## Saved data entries
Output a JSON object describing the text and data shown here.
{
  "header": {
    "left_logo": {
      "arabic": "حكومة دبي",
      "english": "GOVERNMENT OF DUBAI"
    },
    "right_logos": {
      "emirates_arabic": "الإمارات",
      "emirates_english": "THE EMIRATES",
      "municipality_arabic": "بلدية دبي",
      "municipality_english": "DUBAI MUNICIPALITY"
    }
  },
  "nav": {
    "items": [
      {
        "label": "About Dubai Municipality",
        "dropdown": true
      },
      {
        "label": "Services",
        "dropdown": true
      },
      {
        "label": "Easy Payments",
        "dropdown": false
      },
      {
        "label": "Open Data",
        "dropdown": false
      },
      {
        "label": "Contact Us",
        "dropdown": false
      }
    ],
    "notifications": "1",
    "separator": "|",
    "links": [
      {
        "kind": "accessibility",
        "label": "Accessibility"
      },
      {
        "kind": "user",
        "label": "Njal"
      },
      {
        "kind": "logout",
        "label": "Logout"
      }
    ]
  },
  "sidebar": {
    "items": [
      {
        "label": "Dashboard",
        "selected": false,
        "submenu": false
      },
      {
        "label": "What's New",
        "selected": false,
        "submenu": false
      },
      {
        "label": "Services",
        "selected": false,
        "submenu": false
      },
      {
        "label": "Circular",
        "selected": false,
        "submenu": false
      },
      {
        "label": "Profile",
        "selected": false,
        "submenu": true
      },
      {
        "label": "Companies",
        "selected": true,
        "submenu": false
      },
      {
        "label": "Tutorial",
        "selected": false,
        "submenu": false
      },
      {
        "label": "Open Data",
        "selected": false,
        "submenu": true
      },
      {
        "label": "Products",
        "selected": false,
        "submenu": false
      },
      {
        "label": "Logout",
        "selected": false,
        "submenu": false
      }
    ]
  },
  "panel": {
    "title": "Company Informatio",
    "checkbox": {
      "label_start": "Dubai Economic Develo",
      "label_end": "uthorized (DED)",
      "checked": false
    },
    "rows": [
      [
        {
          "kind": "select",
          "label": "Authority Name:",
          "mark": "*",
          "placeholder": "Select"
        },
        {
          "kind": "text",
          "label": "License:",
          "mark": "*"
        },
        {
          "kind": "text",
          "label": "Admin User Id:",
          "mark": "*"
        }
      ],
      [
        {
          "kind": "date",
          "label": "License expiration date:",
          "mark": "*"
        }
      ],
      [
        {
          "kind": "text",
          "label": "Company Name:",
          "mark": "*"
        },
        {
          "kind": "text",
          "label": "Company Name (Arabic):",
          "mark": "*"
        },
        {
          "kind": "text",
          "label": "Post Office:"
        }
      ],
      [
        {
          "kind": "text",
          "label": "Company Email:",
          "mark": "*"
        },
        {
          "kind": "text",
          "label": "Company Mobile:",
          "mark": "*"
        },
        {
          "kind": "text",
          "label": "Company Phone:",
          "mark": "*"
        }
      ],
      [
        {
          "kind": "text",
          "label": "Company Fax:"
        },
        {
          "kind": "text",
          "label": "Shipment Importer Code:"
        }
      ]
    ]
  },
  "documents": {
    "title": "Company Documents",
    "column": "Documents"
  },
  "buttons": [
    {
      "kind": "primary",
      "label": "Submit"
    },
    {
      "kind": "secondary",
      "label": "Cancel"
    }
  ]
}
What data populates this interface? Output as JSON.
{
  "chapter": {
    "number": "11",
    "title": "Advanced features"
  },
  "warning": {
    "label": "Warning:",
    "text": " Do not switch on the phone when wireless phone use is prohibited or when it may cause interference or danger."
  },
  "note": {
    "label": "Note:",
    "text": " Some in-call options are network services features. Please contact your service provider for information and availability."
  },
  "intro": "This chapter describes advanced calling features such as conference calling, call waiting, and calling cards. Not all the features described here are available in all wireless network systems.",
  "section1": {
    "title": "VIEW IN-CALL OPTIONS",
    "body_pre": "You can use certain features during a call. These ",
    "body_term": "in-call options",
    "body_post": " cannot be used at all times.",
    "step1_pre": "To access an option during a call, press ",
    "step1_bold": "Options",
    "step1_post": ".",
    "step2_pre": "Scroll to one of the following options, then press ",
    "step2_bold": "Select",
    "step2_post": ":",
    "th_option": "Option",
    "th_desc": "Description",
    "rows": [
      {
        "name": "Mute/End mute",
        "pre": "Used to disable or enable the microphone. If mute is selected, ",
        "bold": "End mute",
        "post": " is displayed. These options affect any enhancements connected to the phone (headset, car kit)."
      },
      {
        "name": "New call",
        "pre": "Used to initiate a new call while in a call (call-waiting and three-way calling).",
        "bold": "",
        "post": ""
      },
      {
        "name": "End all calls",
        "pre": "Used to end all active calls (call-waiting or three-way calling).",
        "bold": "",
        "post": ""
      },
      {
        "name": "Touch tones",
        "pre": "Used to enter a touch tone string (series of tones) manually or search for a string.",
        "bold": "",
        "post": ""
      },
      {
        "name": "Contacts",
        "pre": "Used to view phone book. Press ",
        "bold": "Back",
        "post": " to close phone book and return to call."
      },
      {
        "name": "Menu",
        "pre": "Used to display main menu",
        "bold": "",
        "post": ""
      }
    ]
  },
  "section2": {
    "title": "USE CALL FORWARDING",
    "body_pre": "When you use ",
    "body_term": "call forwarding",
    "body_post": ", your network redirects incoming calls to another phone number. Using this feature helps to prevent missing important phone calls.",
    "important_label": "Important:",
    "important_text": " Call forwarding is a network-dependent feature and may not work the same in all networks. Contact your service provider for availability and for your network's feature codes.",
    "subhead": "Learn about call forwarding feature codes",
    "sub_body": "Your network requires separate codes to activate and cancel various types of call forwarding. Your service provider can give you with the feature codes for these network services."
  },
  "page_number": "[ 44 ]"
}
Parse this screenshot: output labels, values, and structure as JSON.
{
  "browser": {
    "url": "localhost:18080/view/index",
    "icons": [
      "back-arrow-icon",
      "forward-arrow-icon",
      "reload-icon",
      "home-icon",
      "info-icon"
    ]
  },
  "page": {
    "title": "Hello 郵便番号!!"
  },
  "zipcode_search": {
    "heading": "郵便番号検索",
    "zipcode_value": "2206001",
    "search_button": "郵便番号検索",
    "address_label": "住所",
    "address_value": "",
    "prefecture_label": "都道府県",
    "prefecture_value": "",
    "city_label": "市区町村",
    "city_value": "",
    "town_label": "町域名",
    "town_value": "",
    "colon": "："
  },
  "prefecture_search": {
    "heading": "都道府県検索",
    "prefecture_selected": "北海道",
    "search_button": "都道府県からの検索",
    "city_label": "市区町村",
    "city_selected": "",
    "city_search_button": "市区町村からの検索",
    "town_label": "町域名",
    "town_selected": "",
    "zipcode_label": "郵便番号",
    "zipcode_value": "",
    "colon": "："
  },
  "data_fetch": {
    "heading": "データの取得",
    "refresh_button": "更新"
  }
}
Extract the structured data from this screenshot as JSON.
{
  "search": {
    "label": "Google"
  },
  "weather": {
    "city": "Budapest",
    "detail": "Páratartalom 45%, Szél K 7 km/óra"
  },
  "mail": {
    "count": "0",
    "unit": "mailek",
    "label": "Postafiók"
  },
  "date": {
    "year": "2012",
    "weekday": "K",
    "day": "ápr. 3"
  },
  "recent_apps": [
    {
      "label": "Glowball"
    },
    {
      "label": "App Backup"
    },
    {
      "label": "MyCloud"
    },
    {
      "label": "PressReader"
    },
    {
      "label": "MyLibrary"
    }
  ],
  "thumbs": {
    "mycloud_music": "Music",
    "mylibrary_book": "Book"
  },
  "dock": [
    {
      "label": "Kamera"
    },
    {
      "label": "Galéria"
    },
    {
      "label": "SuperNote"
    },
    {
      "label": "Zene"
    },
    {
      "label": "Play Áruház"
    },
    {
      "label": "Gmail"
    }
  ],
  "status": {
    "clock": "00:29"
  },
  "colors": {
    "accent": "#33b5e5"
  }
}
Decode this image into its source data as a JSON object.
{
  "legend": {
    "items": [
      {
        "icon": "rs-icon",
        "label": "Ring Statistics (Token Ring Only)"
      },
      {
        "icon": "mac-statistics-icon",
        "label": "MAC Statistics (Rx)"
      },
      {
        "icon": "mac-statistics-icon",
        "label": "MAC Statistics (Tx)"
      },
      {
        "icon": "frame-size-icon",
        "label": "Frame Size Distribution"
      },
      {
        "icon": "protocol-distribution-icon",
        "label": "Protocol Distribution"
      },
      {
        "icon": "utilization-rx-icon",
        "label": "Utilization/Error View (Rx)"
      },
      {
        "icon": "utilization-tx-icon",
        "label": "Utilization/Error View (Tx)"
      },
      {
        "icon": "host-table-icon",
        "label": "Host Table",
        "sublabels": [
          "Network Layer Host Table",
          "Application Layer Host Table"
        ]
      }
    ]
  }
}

## Given request
Locate the lines above that contain "tones" and copy them.

## Solved problem
        "name": "Touch tones",
        "pre": "Used to enter a touch tone string (series of tones) manually or search for a string.",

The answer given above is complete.